▶ _Short problem_
Tally how many lines hold the string "protocol". Your reply should be that number alone.

▶ _Records for processing_
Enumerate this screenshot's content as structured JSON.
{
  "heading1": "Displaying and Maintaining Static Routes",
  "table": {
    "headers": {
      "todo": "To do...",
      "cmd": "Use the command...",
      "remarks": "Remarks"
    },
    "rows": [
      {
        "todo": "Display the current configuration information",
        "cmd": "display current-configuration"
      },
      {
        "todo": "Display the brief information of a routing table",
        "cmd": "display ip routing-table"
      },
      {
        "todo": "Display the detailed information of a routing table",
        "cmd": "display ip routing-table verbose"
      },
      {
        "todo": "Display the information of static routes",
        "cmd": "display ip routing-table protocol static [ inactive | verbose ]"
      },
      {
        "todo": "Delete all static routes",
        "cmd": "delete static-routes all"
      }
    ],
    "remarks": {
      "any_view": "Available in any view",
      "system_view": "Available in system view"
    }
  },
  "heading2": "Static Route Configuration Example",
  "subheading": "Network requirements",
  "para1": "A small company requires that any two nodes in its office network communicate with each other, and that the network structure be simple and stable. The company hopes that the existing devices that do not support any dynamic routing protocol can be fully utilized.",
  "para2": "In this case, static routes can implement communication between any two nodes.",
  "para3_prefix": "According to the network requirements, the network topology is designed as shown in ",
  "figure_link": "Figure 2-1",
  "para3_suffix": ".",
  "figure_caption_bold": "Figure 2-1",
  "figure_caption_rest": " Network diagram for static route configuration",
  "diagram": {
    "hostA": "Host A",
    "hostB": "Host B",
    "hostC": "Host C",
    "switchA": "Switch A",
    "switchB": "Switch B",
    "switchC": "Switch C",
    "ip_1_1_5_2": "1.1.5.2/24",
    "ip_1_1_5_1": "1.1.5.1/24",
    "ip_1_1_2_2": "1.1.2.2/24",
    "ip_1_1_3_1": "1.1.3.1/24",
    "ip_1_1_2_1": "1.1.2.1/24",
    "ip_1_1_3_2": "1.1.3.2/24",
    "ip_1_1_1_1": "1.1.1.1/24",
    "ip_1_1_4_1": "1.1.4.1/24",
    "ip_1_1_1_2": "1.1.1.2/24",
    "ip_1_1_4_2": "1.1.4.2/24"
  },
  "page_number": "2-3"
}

▶ _Exercise result_
2